### Data for the task ###
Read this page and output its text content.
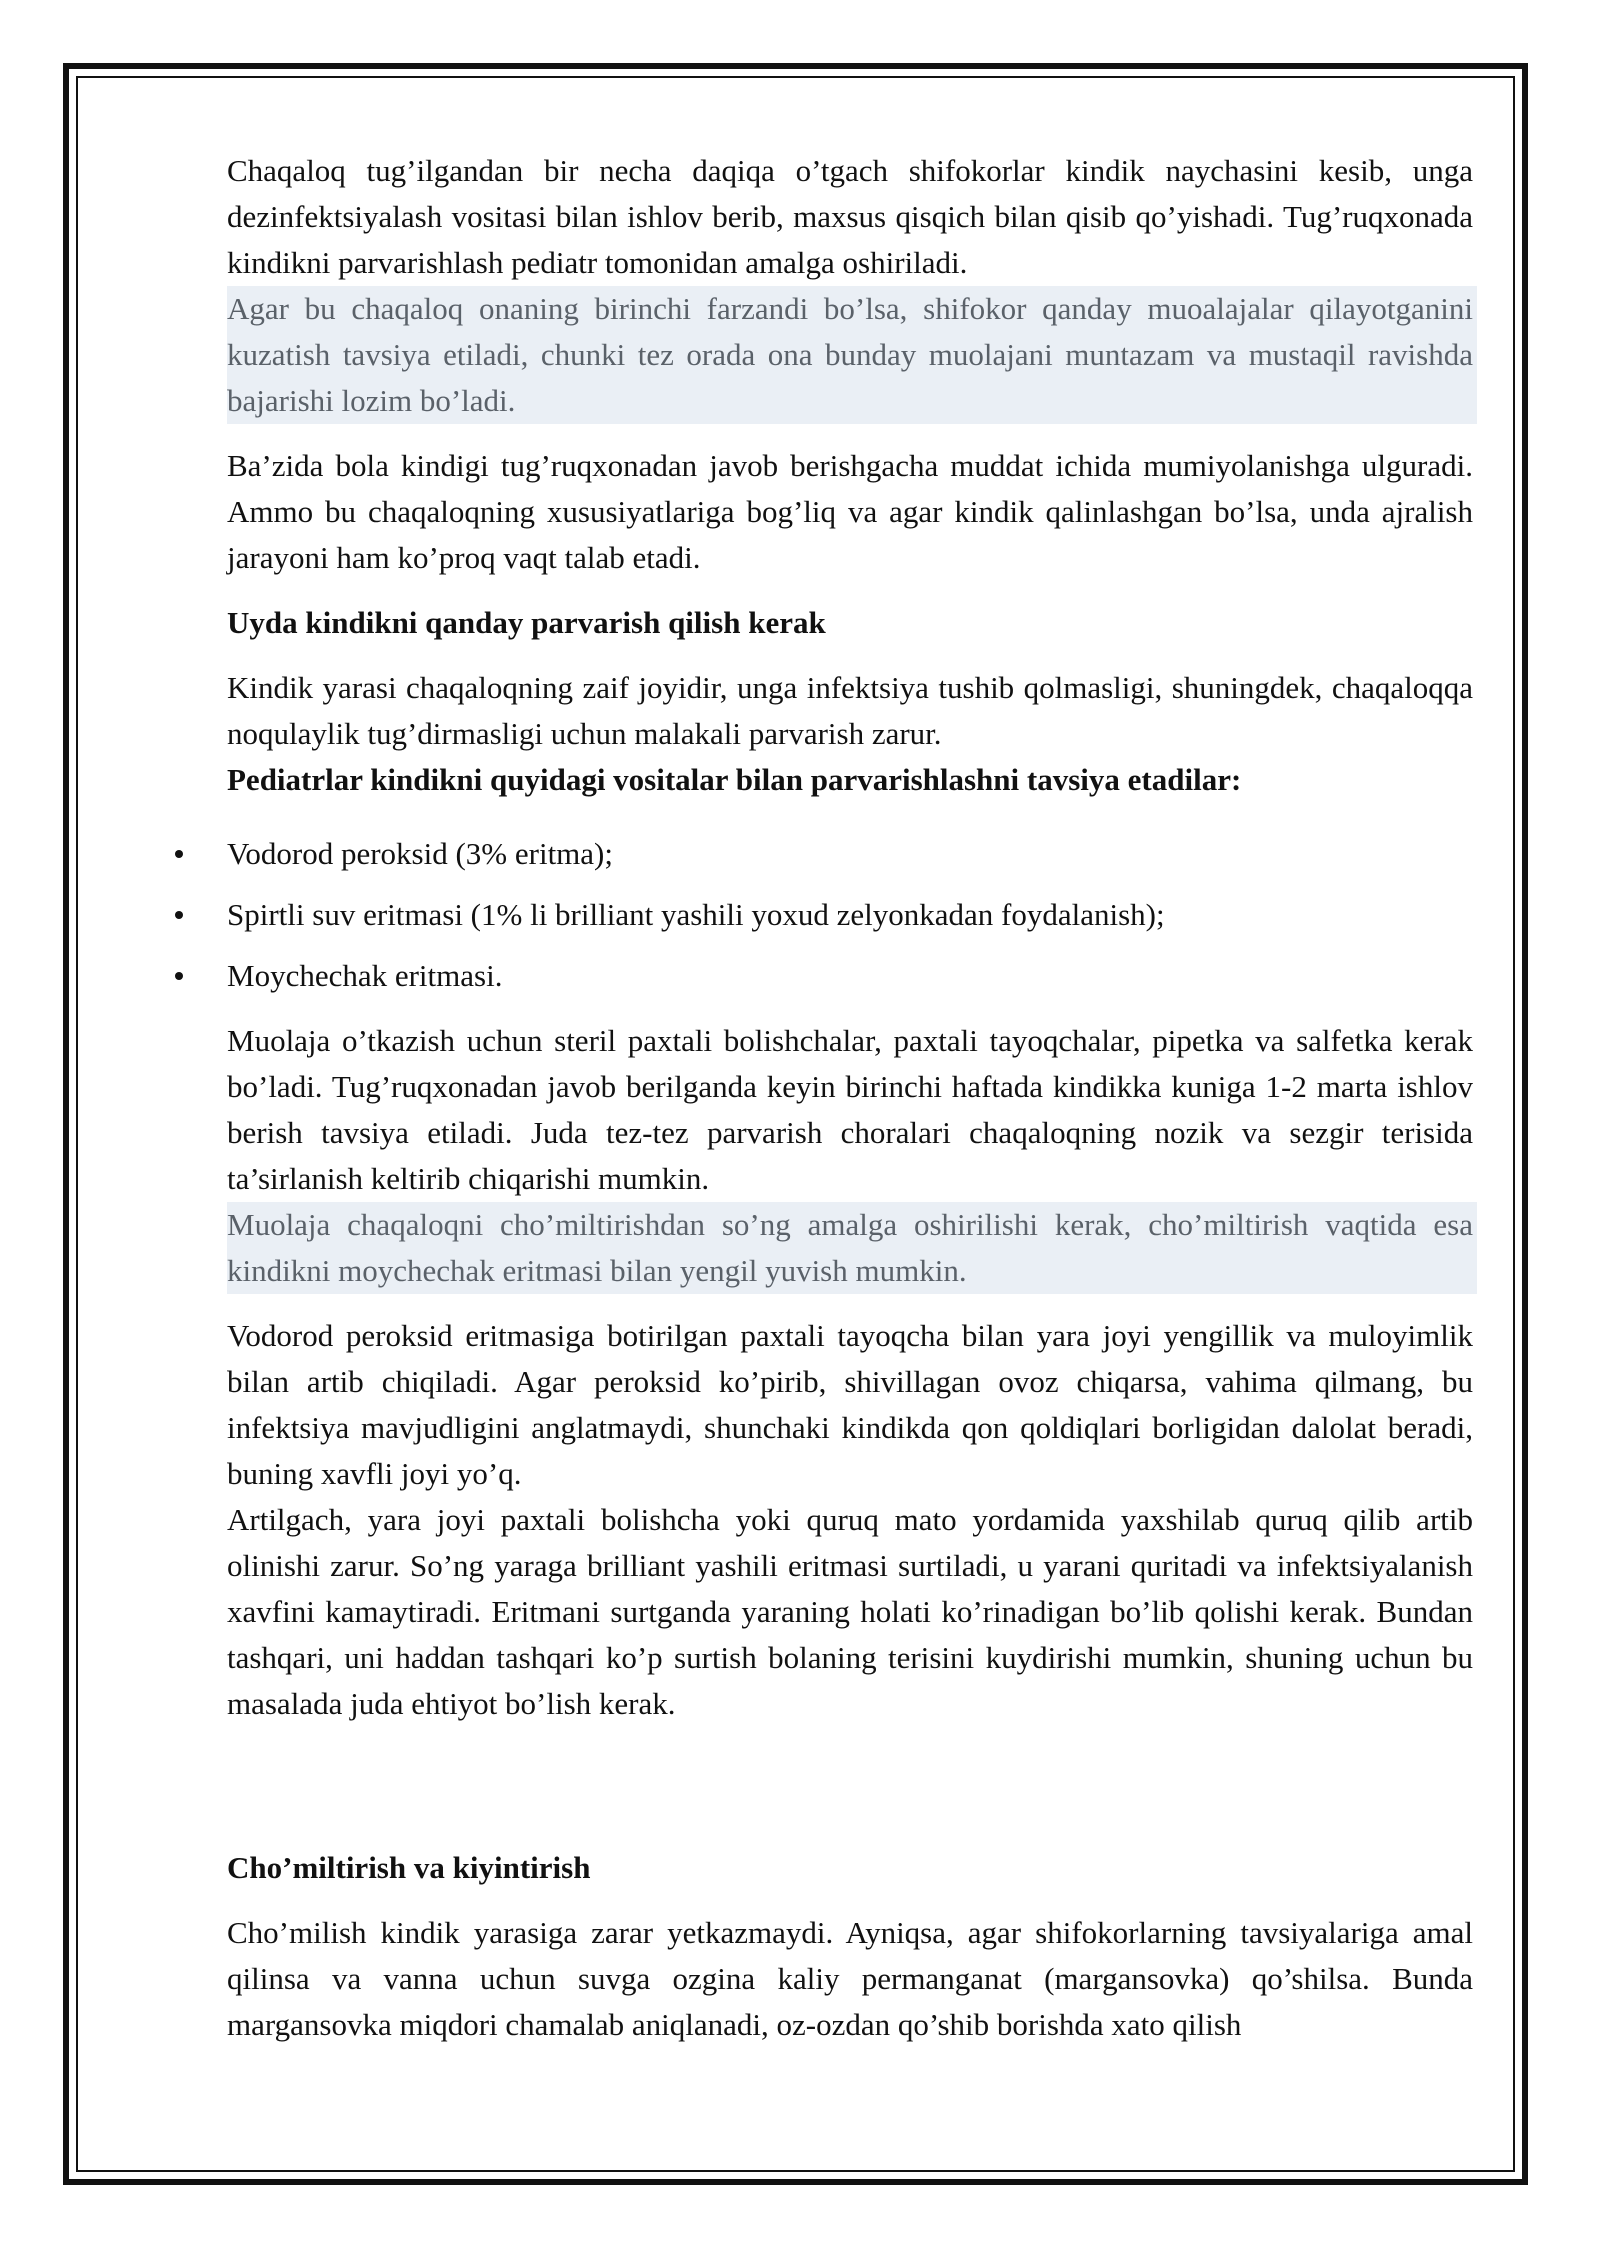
Chaqaloq tug’ilgandan bir necha daqiqa o’tgach shifokorlar kindik naychasini kesib, unga dezinfektsiyalash vositasi bilan ishlov berib, maxsus qisqich bilan qisib qo’yishadi. Tug’ruqxonada kindikni parvarishlash pediatr tomonidan amalga oshiriladi.

Agar bu chaqaloq onaning birinchi farzandi bo’lsa, shifokor qanday muoalajalar qilayotganini kuzatish tavsiya etiladi, chunki tez orada ona bunday muolajani muntazam va mustaqil ravishda bajarishi lozim bo’ladi.

Ba’zida bola kindigi tug’ruqxonadan javob berishgacha muddat ichida mumiyolanishga ulguradi. Ammo bu chaqaloqning xususiyatlariga bog’liq va agar kindik qalinlashgan bo’lsa, unda ajralish jarayoni ham ko’proq vaqt talab etadi.

Uyda kindikni qanday parvarish qilish kerak

Kindik yarasi chaqaloqning zaif joyidir, unga infektsiya tushib qolmasligi, shuningdek, chaqaloqqa noqulaylik tug’dirmasligi uchun malakali parvarish zarur.

Pediatrlar kindikni quyidagi vositalar bilan parvarishlashni tavsiya etadilar:

Vodorod peroksid (3% eritma);
Spirtli suv eritmasi (1% li brilliant yashili yoxud zelyonkadan foydalanish);
Moychechak eritmasi.

Muolaja o’tkazish uchun steril paxtali bolishchalar, paxtali tayoqchalar, pipetka va salfetka kerak bo’ladi. Tug’ruqxonadan javob berilganda keyin birinchi haftada kindikka kuniga 1-2 marta ishlov berish tavsiya etiladi. Juda tez-tez parvarish choralari chaqaloqning nozik va sezgir terisida ta’sirlanish keltirib chiqarishi mumkin.

Muolaja chaqaloqni cho’miltirishdan so’ng amalga oshirilishi kerak, cho’miltirish vaqtida esa kindikni moychechak eritmasi bilan yengil yuvish mumkin.

Vodorod peroksid eritmasiga botirilgan paxtali tayoqcha bilan yara joyi yengillik va muloyimlik bilan artib chiqiladi. Agar peroksid ko’pirib, shivillagan ovoz chiqarsa, vahima qilmang, bu infektsiya mavjudligini anglatmaydi, shunchaki kindikda qon qoldiqlari borligidan dalolat beradi, buning xavfli joyi yo’q.

Artilgach, yara joyi paxtali bolishcha yoki quruq mato yordamida yaxshilab quruq qilib artib olinishi zarur. So’ng yaraga brilliant yashili eritmasi surtiladi, u yarani quritadi va infektsiyalanish xavfini kamaytiradi. Eritmani surtganda yaraning holati ko’rinadigan bo’lib qolishi kerak. Bundan tashqari, uni haddan tashqari ko’p surtish bolaning terisini kuydirishi mumkin, shuning uchun bu masalada juda ehtiyot bo’lish kerak.

Cho’miltirish va kiyintirish

Cho’milish kindik yarasiga zarar yetkazmaydi. Ayniqsa, agar shifokorlarning tavsiyalariga amal qilinsa va vanna uchun suvga ozgina kaliy permanganat (margansovka) qo’shilsa. Bunda margansovka miqdori chamalab aniqlanadi, oz-ozdan qo’shib borishda xato qilish
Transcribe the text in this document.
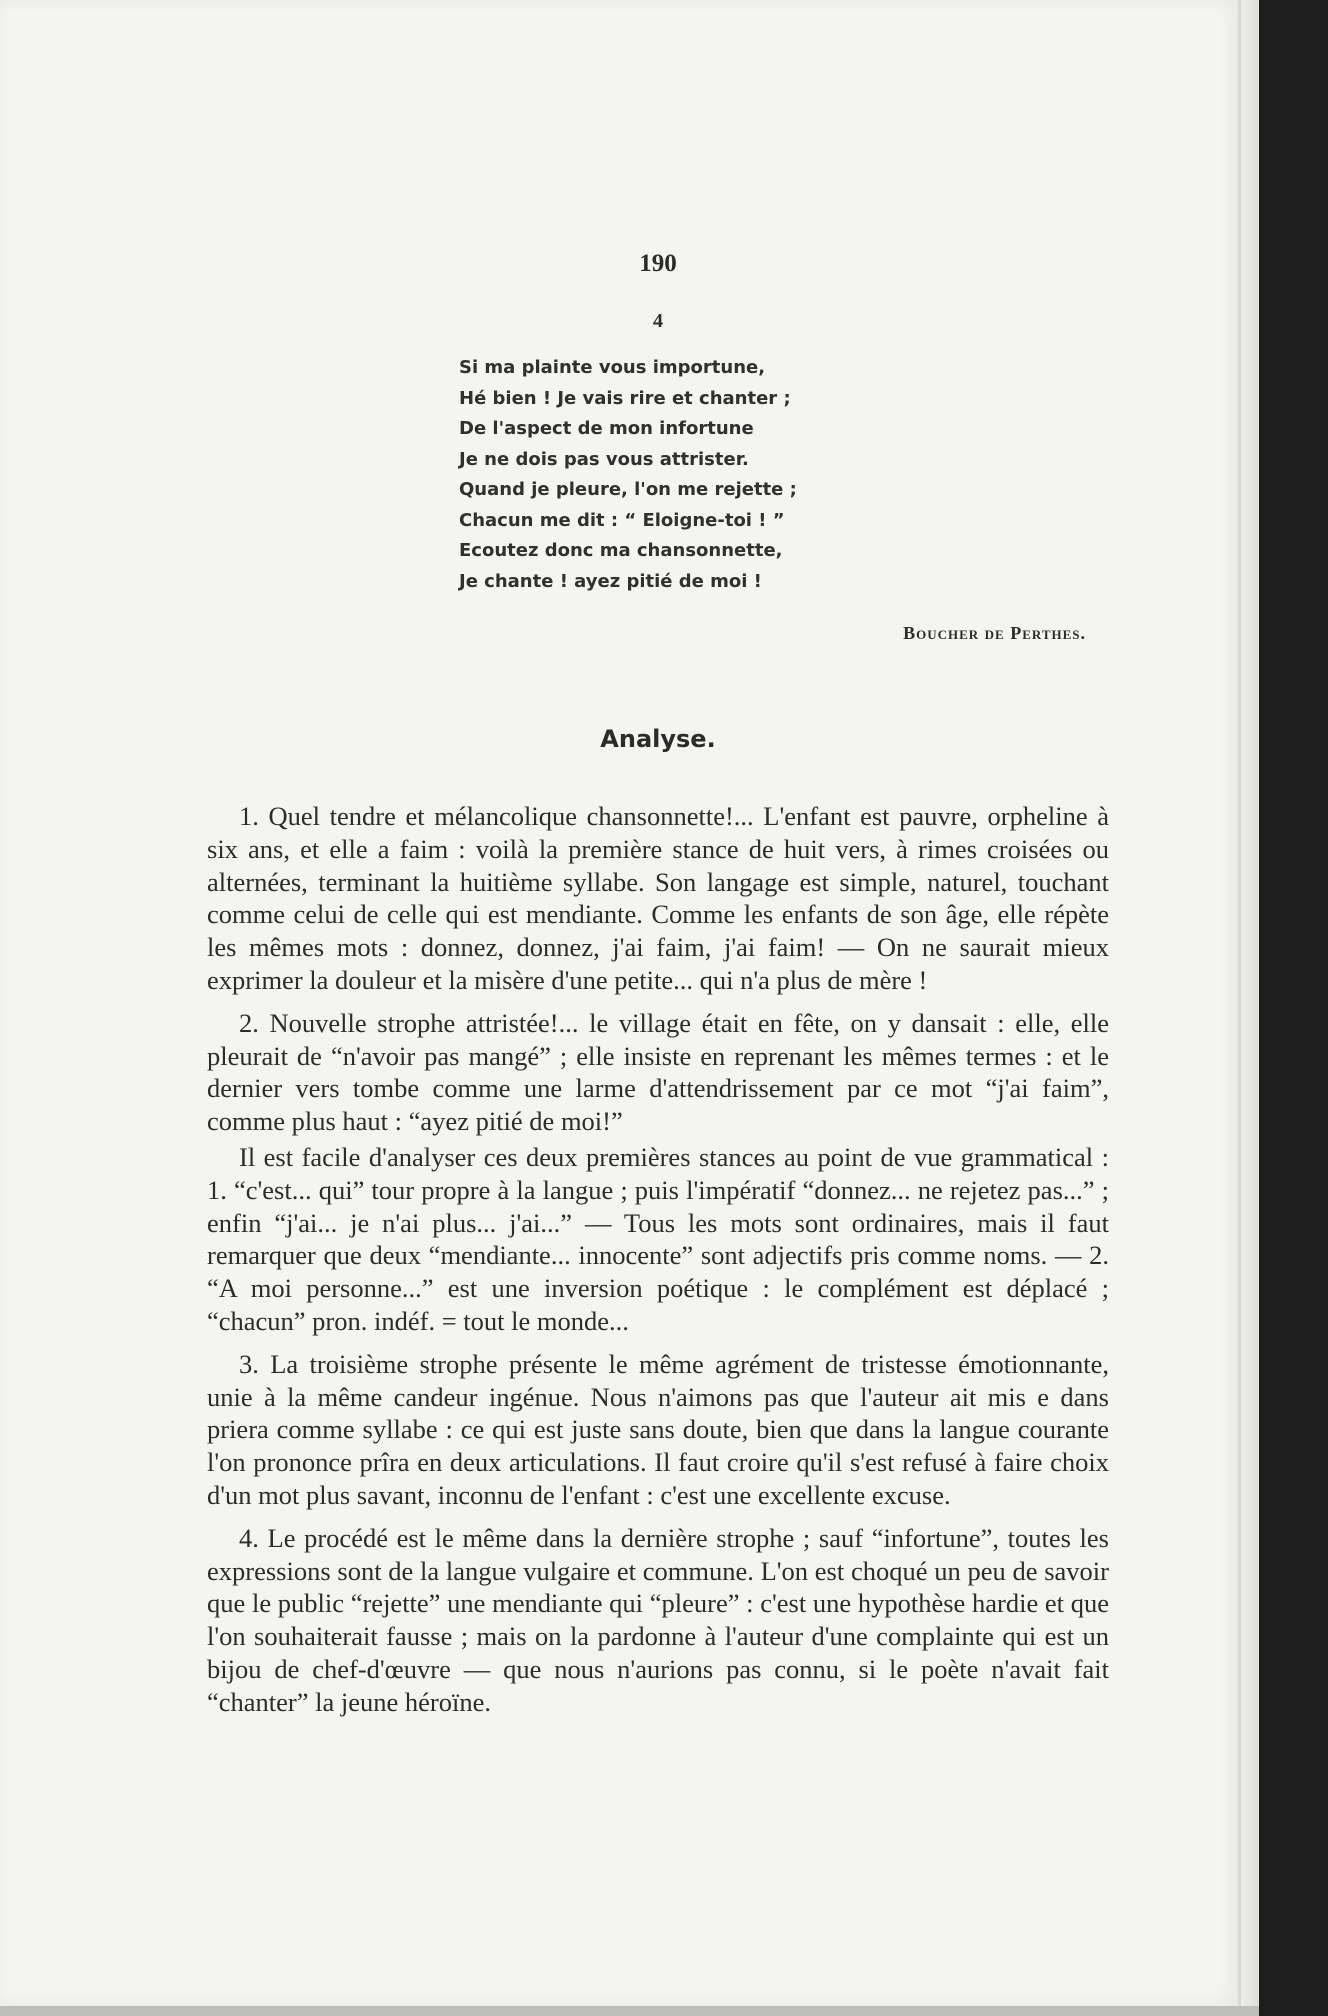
190
4
Si ma plainte vous importune,
Hé bien ! Je vais rire et chanter ;
De l'aspect de mon infortune
Je ne dois pas vous attrister.
Quand je pleure, l'on me rejette ;
Chacun me dit : “ Eloigne-toi ! ”
Ecoutez donc ma chansonnette,
Je chante ! ayez pitié de moi !
Boucher de Perthes.
Analyse.

1. Quel tendre et mélancolique chansonnette!... L'enfant est pauvre, orpheline à six ans, et elle a faim : voilà la première stance de huit vers, à rimes croisées ou alternées, terminant la huitième syllabe. Son langage est simple, naturel, touchant comme celui de celle qui est mendiante. Comme les enfants de son âge, elle répète les mêmes mots : donnez, donnez, j'ai faim, j'ai faim! — On ne saurait mieux exprimer la douleur et la misère d'une petite... qui n'a plus de mère !

2. Nouvelle strophe attristée!... le village était en fête, on y dansait : elle, elle pleurait de “n'avoir pas mangé” ; elle insiste en reprenant les mêmes termes : et le dernier vers tombe comme une larme d'attendrissement par ce mot “j'ai faim”, comme plus haut : “ayez pitié de moi!”

Il est facile d'analyser ces deux premières stances au point de vue grammatical : 1. “c'est... qui” tour propre à la langue ; puis l'impératif “donnez... ne rejetez pas...” ; enfin “j'ai... je n'ai plus... j'ai...” — Tous les mots sont ordinaires, mais il faut remarquer que deux “mendiante... innocente” sont adjectifs pris comme noms. — 2. “A moi personne...” est une inversion poétique : le complément est déplacé ; “chacun” pron. indéf. = tout le monde...

3. La troisième strophe présente le même agrément de tristesse émotionnante, unie à la même candeur ingénue. Nous n'aimons pas que l'auteur ait mis e dans priera comme syllabe : ce qui est juste sans doute, bien que dans la langue courante l'on prononce prîra en deux articulations. Il faut croire qu'il s'est refusé à faire choix d'un mot plus savant, inconnu de l'enfant : c'est une excellente excuse.

4. Le procédé est le même dans la dernière strophe ; sauf “infortune”, toutes les expressions sont de la langue vulgaire et commune. L'on est choqué un peu de savoir que le public “rejette” une mendiante qui “pleure” : c'est une hypothèse hardie et que l'on souhaiterait fausse ; mais on la pardonne à l'auteur d'une complainte qui est un bijou de chef-d'œuvre — que nous n'aurions pas connu, si le poète n'avait fait “chanter” la jeune héroïne.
###
#### Task prompt
Leave out the pictures and output the rest of the material exactly as written.

#### Output
Read this page and output its text content.
Chaqaloq tug’ilgandan bir necha daqiqa o’tgach shifokorlar kindik naychasini kesib, unga dezinfektsiyalash vositasi bilan ishlov berib, maxsus qisqich bilan qisib qo’yishadi. Tug’ruqxonada kindikni parvarishlash pediatr tomonidan amalga oshiriladi.

Agar bu chaqaloq onaning birinchi farzandi bo’lsa, shifokor qanday muoalajalar qilayotganini kuzatish tavsiya etiladi, chunki tez orada ona bunday muolajani muntazam va mustaqil ravishda bajarishi lozim bo’ladi.

Ba’zida bola kindigi tug’ruqxonadan javob berishgacha muddat ichida mumiyolanishga ulguradi. Ammo bu chaqaloqning xususiyatlariga bog’liq va agar kindik qalinlashgan bo’lsa, unda ajralish jarayoni ham ko’proq vaqt talab etadi.

Uyda kindikni qanday parvarish qilish kerak

Kindik yarasi chaqaloqning zaif joyidir, unga infektsiya tushib qolmasligi, shuningdek, chaqaloqqa noqulaylik tug’dirmasligi uchun malakali parvarish zarur.

Pediatrlar kindikni quyidagi vositalar bilan parvarishlashni tavsiya etadilar:

Vodorod peroksid (3% eritma);
Spirtli suv eritmasi (1% li brilliant yashili yoxud zelyonkadan foydalanish);
Moychechak eritmasi.

Muolaja o’tkazish uchun steril paxtali bolishchalar, paxtali tayoqchalar, pipetka va salfetka kerak bo’ladi. Tug’ruqxonadan javob berilganda keyin birinchi haftada kindikka kuniga 1-2 marta ishlov berish tavsiya etiladi. Juda tez-tez parvarish choralari chaqaloqning nozik va sezgir terisida ta’sirlanish keltirib chiqarishi mumkin.

Muolaja chaqaloqni cho’miltirishdan so’ng amalga oshirilishi kerak, cho’miltirish vaqtida esa kindikni moychechak eritmasi bilan yengil yuvish mumkin.

Vodorod peroksid eritmasiga botirilgan paxtali tayoqcha bilan yara joyi yengillik va muloyimlik bilan artib chiqiladi. Agar peroksid ko’pirib, shivillagan ovoz chiqarsa, vahima qilmang, bu infektsiya mavjudligini anglatmaydi, shunchaki kindikda qon qoldiqlari borligidan dalolat beradi, buning xavfli joyi yo’q.

Artilgach, yara joyi paxtali bolishcha yoki quruq mato yordamida yaxshilab quruq qilib artib olinishi zarur. So’ng yaraga brilliant yashili eritmasi surtiladi, u yarani quritadi va infektsiyalanish xavfini kamaytiradi. Eritmani surtganda yaraning holati ko’rinadigan bo’lib qolishi kerak. Bundan tashqari, uni haddan tashqari ko’p surtish bolaning terisini kuydirishi mumkin, shuning uchun bu masalada juda ehtiyot bo’lish kerak.

Cho’miltirish va kiyintirish

Cho’milish kindik yarasiga zarar yetkazmaydi. Ayniqsa, agar shifokorlarning tavsiyalariga amal qilinsa va vanna uchun suvga ozgina kaliy permanganat (margansovka) qo’shilsa. Bunda margansovka miqdori chamalab aniqlanadi, oz-ozdan qo’shib borishda xato qilish
Transcribe the text in this document.
190
4
Si ma plainte vous importune,
Hé bien ! Je vais rire et chanter ;
De l'aspect de mon infortune
Je ne dois pas vous attrister.
Quand je pleure, l'on me rejette ;
Chacun me dit : “ Eloigne-toi ! ”
Ecoutez donc ma chansonnette,
Je chante ! ayez pitié de moi !
Boucher de Perthes.
Analyse.

1. Quel tendre et mélancolique chansonnette!... L'enfant est pauvre, orpheline à six ans, et elle a faim : voilà la première stance de huit vers, à rimes croisées ou alternées, terminant la huitième syllabe. Son langage est simple, naturel, touchant comme celui de celle qui est mendiante. Comme les enfants de son âge, elle répète les mêmes mots : donnez, donnez, j'ai faim, j'ai faim! — On ne saurait mieux exprimer la douleur et la misère d'une petite... qui n'a plus de mère !

2. Nouvelle strophe attristée!... le village était en fête, on y dansait : elle, elle pleurait de “n'avoir pas mangé” ; elle insiste en reprenant les mêmes termes : et le dernier vers tombe comme une larme d'attendrissement par ce mot “j'ai faim”, comme plus haut : “ayez pitié de moi!”

Il est facile d'analyser ces deux premières stances au point de vue grammatical : 1. “c'est... qui” tour propre à la langue ; puis l'impératif “donnez... ne rejetez pas...” ; enfin “j'ai... je n'ai plus... j'ai...” — Tous les mots sont ordinaires, mais il faut remarquer que deux “mendiante... innocente” sont adjectifs pris comme noms. — 2. “A moi personne...” est une inversion poétique : le complément est déplacé ; “chacun” pron. indéf. = tout le monde...

3. La troisième strophe présente le même agrément de tristesse émotionnante, unie à la même candeur ingénue. Nous n'aimons pas que l'auteur ait mis e dans priera comme syllabe : ce qui est juste sans doute, bien que dans la langue courante l'on prononce prîra en deux articulations. Il faut croire qu'il s'est refusé à faire choix d'un mot plus savant, inconnu de l'enfant : c'est une excellente excuse.

4. Le procédé est le même dans la dernière strophe ; sauf “infortune”, toutes les expressions sont de la langue vulgaire et commune. L'on est choqué un peu de savoir que le public “rejette” une mendiante qui “pleure” : c'est une hypothèse hardie et que l'on souhaiterait fausse ; mais on la pardonne à l'auteur d'une complainte qui est un bijou de chef-d'œuvre — que nous n'aurions pas connu, si le poète n'avait fait “chanter” la jeune héroïne.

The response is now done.